_Problem_
Check each line for the string "Target". Give only the count of lines that have it.

▶

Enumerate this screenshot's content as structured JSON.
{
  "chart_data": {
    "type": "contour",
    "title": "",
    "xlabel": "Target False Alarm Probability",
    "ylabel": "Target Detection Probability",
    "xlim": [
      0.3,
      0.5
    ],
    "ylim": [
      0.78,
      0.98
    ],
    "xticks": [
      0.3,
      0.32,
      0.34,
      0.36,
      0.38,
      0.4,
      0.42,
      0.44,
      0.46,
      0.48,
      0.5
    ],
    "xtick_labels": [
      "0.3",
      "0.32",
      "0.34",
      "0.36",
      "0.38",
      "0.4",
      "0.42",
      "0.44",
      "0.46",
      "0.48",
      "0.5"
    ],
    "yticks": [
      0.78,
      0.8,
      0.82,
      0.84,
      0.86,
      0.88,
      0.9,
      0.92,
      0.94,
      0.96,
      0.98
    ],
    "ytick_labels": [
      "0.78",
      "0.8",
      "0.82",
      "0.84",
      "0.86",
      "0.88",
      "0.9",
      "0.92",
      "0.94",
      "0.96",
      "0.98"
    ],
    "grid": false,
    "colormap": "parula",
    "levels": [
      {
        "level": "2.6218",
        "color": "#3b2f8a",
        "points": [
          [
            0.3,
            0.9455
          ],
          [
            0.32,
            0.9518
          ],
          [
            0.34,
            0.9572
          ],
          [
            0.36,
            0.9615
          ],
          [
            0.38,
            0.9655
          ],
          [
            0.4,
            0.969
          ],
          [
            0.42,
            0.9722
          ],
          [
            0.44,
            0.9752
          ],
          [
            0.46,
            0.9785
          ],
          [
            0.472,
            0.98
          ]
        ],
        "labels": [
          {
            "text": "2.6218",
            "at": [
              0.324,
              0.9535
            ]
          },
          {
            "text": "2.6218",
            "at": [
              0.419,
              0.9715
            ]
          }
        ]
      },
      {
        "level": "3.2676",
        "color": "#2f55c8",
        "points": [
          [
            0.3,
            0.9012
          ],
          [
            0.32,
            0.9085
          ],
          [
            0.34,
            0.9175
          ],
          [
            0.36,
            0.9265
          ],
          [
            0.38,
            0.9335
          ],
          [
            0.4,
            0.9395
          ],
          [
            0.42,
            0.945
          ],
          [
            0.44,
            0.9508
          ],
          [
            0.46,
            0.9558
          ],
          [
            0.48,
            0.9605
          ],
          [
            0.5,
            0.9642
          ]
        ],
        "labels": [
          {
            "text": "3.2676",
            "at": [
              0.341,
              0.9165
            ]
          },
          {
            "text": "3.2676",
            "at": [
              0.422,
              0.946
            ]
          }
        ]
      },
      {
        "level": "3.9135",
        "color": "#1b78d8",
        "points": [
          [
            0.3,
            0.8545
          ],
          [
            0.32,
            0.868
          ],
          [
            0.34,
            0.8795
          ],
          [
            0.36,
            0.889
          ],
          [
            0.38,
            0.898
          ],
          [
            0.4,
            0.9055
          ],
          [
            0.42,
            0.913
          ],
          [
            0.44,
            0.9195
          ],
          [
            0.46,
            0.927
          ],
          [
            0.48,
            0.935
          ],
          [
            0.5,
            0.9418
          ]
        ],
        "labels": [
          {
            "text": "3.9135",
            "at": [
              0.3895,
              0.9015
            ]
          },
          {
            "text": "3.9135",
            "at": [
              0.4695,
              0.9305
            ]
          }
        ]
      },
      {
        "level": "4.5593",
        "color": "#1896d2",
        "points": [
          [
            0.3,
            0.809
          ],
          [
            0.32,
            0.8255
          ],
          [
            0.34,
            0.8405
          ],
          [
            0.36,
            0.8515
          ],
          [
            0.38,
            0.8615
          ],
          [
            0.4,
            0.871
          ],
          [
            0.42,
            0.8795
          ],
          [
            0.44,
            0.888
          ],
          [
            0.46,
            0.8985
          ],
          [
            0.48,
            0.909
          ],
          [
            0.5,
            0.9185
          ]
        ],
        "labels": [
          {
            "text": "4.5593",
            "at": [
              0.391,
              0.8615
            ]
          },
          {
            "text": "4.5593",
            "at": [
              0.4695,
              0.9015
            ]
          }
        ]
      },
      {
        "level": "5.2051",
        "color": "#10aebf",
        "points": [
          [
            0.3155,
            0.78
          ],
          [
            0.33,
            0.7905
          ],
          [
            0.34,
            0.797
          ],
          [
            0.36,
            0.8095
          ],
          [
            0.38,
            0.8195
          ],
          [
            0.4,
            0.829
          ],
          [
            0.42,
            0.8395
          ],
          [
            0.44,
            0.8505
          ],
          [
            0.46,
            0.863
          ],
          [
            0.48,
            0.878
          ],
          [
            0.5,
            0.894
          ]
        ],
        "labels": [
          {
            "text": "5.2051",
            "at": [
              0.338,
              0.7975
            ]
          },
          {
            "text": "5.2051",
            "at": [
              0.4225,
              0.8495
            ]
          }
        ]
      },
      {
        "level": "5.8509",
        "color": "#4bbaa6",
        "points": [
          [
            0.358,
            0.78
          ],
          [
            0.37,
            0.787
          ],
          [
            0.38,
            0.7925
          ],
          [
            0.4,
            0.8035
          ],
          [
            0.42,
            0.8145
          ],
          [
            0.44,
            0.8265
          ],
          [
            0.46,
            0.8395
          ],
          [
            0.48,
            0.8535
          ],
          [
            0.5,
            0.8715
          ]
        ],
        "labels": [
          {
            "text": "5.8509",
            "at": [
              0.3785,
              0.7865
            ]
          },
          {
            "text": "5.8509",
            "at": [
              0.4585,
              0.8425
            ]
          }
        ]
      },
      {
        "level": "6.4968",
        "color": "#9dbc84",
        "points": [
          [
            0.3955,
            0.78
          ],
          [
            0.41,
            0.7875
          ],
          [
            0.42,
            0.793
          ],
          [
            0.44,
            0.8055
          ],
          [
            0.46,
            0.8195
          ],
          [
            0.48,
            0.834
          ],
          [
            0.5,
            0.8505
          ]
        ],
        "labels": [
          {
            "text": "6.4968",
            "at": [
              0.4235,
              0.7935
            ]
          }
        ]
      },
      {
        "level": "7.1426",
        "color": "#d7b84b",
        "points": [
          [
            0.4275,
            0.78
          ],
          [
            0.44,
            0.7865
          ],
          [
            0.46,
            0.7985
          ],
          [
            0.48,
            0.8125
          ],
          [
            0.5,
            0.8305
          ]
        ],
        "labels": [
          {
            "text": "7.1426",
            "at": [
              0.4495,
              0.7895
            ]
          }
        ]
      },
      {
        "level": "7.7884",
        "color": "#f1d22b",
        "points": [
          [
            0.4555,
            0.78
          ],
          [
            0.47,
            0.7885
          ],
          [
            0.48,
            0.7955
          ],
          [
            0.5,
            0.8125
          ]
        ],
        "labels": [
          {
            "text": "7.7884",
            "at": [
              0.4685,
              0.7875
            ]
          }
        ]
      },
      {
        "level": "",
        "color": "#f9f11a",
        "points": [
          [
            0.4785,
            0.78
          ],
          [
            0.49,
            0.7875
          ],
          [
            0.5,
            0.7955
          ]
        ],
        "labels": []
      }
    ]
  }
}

◀

_Response to this exercise_
2